__Document section__:
“If you don’t have much money in life, and all the goods that you buy and sell are ultimately priced in US dollars, and your local currency is going down, that doesn’t feel good. You have got inflation working against you, plus you’ve got currency depreciation. You are getting hit twice.”
Southeast Asia’s rush for gold has pushed prices up over the last six to 12 months, said Langford, who is executive director of corporate consultancy Airguide International.
Gold prices have soared to new heights this year, peaking at an all-time high of US$2,450 an ounce in May.
In China too, waning confidence in property and stock markets has seen investors chase gold as a safe haven.
Anxiety over economic turmoil, geopolitical insecurity and currency devaluations is fuelling a flight to gold, a traditional safe-haven investment.
Currency depreciation bites hardest for small-time investors, eroding their savings and inflating costs.

__Exercise description__:
In the passage on the rush for gold, what all-time high did gold prices reach in May?

__Record excerpts__:

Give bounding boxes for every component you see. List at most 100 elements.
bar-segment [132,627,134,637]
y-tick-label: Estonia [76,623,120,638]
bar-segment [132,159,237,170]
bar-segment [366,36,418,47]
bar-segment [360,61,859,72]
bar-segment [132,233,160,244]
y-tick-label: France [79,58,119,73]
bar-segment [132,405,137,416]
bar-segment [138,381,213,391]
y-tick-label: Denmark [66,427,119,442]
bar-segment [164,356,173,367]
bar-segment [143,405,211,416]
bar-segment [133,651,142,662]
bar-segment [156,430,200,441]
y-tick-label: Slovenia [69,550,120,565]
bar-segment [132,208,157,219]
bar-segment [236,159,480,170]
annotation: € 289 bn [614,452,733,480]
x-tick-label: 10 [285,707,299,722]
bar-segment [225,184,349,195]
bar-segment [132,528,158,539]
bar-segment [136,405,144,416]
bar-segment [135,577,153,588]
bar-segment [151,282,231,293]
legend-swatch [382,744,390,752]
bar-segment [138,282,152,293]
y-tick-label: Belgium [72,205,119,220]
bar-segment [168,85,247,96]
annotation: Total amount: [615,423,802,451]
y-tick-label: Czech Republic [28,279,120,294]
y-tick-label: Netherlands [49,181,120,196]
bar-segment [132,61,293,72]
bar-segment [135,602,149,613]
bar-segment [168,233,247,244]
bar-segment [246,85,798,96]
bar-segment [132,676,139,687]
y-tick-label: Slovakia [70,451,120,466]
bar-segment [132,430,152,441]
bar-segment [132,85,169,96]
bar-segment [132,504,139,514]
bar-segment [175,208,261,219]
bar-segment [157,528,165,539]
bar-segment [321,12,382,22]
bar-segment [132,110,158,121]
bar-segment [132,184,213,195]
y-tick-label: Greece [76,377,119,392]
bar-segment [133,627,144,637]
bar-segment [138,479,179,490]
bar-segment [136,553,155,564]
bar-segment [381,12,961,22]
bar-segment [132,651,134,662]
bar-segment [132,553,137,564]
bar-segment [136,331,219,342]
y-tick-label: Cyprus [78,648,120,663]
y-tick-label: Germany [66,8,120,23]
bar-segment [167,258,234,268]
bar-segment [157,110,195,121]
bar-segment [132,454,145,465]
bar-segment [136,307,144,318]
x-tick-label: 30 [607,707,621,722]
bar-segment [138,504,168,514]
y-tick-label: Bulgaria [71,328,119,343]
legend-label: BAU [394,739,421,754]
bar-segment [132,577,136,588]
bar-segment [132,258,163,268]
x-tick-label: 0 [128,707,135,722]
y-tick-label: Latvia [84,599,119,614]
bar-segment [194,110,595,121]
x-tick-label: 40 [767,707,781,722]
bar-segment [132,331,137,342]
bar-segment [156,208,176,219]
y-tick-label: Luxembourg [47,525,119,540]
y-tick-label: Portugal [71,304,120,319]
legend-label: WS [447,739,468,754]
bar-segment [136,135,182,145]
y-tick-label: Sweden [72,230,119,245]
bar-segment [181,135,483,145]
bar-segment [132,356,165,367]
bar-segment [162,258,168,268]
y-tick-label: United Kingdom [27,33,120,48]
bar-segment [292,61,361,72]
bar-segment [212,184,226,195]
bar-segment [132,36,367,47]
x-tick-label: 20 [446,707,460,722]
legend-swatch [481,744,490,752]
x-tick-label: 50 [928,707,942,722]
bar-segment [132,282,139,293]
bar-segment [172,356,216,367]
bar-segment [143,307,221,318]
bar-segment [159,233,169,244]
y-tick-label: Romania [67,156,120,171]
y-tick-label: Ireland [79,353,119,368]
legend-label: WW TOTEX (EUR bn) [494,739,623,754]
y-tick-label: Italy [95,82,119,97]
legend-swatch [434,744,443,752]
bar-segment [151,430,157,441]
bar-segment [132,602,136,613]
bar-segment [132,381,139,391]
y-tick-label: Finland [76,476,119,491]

__Problem solution__:
US$2,450 an ounce.